Locate the word "інші" in the entries below, then gather every line that holds it.

Source records:
- - - - - - -
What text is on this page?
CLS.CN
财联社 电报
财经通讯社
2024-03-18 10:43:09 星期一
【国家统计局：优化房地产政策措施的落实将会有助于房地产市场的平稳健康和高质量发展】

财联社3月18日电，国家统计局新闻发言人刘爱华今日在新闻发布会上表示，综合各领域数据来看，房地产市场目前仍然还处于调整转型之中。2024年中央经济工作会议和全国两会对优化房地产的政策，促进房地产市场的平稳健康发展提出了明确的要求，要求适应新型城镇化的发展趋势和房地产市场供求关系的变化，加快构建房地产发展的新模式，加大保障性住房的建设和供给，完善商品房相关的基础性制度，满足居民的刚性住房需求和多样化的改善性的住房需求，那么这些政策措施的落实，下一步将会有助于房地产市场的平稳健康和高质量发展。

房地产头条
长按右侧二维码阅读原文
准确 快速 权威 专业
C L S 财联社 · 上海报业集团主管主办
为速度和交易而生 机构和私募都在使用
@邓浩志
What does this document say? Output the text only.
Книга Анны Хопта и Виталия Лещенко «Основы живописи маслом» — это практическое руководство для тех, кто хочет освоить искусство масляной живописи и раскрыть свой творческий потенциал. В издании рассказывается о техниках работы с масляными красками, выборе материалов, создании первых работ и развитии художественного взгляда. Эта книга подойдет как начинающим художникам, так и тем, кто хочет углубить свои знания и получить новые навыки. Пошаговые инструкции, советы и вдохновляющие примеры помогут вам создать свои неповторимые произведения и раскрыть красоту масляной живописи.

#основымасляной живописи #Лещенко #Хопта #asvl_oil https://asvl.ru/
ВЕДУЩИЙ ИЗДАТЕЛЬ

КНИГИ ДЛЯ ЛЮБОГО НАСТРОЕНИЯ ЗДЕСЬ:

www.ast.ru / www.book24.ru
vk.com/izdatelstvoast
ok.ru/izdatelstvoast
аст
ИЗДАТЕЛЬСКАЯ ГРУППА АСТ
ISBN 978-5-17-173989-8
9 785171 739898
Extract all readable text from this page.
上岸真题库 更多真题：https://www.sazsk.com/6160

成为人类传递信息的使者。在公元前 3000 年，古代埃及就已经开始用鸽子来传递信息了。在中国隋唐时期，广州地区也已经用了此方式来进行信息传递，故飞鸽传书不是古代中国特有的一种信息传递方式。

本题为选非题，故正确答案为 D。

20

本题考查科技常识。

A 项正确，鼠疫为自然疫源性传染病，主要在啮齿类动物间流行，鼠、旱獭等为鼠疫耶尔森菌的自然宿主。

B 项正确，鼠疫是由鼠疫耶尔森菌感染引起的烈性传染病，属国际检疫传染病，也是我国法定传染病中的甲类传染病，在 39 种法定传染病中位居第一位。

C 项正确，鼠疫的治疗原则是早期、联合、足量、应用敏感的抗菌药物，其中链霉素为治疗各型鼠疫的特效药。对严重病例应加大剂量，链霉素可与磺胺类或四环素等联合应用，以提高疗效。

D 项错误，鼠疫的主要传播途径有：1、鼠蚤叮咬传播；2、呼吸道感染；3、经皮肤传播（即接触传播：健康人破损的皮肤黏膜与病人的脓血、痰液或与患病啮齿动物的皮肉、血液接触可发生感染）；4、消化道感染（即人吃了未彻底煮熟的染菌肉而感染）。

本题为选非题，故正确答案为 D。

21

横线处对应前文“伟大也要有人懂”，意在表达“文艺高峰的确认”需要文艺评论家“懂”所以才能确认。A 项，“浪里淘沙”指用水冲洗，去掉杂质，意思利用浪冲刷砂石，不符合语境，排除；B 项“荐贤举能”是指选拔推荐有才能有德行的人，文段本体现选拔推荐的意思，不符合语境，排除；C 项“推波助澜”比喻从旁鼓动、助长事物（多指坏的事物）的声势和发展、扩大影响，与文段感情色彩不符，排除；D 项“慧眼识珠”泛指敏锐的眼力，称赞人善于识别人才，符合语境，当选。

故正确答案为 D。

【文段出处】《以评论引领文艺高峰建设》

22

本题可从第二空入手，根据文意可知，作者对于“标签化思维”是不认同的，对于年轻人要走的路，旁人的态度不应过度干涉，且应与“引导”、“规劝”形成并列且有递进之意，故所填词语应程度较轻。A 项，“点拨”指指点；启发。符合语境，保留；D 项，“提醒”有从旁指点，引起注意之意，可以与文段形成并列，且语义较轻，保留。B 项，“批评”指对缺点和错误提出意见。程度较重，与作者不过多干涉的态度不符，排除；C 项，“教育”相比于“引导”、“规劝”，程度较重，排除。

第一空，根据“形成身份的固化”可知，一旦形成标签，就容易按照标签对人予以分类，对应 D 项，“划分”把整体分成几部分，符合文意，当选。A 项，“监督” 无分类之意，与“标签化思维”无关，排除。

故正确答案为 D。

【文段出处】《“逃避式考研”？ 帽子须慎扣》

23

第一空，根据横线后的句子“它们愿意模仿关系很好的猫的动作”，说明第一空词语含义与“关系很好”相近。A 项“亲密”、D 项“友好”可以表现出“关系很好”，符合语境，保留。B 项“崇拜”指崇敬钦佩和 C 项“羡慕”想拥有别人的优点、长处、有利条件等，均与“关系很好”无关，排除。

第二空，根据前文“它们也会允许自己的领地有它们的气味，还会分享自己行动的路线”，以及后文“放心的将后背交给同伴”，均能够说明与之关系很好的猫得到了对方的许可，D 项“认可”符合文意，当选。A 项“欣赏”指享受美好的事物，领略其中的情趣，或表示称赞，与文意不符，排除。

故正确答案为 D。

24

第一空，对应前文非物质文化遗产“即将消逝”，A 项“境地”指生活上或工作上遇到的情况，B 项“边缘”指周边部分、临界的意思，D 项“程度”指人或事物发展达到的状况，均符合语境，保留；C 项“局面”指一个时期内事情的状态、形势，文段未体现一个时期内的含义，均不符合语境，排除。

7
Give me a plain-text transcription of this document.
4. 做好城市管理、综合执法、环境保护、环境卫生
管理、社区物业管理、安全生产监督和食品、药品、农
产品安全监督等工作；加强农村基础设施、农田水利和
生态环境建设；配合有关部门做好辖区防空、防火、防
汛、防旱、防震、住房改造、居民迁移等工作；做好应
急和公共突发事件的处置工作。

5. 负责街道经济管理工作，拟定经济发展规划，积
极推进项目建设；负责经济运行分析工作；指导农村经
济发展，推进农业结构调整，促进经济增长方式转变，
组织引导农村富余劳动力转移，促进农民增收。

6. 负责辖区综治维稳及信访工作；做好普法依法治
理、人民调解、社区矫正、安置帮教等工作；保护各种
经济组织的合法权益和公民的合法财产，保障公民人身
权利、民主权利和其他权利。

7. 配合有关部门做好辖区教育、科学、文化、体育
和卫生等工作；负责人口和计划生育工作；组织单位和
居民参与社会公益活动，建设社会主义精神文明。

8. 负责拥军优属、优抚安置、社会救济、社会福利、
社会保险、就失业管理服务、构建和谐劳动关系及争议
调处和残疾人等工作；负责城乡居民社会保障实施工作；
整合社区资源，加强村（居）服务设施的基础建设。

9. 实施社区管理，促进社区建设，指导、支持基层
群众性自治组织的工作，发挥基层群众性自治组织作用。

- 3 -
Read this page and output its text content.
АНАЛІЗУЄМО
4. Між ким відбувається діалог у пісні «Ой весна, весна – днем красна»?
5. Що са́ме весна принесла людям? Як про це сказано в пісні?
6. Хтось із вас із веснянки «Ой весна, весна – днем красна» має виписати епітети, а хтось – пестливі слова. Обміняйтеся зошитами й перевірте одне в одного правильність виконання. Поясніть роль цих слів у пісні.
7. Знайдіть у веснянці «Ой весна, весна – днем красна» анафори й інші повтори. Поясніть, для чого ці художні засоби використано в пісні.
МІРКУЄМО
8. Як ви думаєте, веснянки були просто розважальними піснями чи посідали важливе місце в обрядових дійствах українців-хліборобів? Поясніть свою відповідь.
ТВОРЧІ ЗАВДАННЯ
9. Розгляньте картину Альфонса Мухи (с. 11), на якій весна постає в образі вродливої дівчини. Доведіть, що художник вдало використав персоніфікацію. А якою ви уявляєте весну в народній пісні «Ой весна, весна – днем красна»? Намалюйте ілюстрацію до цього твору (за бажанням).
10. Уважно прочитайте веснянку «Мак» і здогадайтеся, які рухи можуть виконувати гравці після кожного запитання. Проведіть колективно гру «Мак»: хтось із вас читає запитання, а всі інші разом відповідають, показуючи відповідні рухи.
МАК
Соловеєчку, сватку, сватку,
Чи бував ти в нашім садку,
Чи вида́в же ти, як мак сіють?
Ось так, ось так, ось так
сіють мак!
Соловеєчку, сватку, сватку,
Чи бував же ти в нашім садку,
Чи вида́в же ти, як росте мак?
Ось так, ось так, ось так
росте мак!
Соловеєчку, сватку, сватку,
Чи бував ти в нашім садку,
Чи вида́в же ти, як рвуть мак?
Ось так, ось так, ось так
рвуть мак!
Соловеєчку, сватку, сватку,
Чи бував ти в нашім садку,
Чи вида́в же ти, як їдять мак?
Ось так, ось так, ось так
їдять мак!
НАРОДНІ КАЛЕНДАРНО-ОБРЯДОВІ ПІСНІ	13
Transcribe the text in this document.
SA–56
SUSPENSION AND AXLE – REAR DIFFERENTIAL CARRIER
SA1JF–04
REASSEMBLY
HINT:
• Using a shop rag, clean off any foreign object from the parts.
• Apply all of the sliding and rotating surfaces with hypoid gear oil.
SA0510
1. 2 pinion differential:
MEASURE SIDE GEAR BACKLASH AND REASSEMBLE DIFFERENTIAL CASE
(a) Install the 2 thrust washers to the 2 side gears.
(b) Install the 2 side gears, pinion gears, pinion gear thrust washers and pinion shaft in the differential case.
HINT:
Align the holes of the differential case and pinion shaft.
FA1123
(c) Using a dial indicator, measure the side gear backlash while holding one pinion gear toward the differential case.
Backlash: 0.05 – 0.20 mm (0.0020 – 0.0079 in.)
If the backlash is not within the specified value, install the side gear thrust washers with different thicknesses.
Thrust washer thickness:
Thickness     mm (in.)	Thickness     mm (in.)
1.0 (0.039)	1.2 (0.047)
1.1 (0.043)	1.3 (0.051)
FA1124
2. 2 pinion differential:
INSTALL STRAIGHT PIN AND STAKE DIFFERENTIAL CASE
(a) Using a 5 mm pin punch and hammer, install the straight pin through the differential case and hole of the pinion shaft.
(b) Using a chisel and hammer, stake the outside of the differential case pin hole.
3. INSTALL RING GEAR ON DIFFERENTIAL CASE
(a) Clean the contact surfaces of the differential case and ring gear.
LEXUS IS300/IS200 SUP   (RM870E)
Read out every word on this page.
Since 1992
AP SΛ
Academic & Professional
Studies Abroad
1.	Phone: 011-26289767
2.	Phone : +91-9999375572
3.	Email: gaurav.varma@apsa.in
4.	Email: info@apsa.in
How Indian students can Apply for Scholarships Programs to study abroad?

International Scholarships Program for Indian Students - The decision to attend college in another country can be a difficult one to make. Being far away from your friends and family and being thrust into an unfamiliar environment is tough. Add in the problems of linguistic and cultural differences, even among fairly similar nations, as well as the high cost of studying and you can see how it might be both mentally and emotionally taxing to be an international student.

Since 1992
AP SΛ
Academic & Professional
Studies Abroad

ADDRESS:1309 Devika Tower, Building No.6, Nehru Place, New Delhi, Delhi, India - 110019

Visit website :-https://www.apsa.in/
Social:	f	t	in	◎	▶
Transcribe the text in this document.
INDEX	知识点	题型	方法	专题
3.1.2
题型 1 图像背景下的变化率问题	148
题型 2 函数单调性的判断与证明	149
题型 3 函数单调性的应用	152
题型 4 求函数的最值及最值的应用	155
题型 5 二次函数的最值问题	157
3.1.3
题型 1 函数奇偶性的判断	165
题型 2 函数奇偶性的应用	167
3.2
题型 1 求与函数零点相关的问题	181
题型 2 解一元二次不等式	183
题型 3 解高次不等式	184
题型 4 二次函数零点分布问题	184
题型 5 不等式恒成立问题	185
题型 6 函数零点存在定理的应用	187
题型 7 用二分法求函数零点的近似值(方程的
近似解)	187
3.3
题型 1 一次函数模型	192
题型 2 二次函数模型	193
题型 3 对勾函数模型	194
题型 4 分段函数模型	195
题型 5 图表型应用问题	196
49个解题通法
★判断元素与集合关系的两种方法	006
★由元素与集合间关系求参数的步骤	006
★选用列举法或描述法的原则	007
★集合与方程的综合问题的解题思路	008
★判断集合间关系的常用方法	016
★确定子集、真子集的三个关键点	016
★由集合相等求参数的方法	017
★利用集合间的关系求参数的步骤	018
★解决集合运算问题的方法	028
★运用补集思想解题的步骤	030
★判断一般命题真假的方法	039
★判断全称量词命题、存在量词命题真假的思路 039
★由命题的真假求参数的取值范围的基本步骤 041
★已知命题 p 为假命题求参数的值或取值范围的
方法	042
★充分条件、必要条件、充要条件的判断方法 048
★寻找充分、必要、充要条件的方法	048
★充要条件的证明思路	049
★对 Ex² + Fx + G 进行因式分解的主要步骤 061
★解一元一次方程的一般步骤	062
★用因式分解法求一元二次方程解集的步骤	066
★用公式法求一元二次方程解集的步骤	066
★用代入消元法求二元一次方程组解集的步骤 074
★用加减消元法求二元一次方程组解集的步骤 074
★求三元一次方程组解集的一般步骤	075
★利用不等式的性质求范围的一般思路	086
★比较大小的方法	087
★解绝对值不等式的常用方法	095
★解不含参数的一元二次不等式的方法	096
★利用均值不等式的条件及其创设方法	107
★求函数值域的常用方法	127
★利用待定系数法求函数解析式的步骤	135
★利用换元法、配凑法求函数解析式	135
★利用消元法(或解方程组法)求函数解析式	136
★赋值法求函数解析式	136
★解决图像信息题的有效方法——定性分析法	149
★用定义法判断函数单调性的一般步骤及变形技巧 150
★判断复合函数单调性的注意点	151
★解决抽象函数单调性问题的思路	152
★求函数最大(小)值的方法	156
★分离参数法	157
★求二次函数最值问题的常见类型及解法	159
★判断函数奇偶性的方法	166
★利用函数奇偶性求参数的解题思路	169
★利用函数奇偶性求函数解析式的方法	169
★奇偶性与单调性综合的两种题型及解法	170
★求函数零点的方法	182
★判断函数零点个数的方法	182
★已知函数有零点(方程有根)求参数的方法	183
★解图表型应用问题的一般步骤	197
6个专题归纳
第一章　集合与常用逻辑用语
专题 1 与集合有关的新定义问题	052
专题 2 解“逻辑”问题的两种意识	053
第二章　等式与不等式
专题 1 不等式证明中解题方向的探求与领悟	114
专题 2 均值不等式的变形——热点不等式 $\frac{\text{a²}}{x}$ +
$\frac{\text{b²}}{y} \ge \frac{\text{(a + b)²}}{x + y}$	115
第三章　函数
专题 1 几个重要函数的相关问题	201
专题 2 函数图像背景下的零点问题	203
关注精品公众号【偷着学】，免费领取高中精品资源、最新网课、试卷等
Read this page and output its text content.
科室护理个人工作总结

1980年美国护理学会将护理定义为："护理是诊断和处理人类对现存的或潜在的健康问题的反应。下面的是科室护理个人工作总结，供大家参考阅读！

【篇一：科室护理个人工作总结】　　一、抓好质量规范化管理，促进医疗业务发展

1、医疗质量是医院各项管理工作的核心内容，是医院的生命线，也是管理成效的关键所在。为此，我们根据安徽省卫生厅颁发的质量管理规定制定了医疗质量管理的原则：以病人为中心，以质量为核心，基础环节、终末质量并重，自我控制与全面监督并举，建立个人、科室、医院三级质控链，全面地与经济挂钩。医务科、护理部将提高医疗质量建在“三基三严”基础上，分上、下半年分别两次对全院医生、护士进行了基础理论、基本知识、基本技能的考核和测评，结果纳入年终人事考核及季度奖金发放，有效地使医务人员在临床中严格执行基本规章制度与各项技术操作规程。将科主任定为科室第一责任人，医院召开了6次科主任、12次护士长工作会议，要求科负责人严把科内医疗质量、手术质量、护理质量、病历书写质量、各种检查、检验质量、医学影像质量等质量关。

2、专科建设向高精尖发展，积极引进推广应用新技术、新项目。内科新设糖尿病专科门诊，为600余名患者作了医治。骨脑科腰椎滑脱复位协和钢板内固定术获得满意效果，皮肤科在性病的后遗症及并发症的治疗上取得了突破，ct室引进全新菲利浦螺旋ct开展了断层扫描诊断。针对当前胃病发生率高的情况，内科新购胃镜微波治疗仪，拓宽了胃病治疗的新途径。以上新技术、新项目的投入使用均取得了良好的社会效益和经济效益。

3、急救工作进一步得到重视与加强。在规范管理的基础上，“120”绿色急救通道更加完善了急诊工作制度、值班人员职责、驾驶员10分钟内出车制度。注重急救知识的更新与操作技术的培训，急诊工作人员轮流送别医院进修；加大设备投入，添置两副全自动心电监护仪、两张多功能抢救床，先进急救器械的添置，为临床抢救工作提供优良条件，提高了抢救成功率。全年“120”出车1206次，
- - - - - - -
- TASK ANSWER
7. Знайдіть у веснянці «Ой весна, весна – днем красна» анафори й інші повтори. Поясніть, для чого ці художні засоби використано в пісні.
10. Уважно прочитайте веснянку «Мак» і здогадайтеся, які рухи можуть виконувати гравці після кожного запитання. Проведіть колективно гру «Мак»: хтось із вас читає запитання, а всі інші разом відповідають, показуючи відповідні рухи.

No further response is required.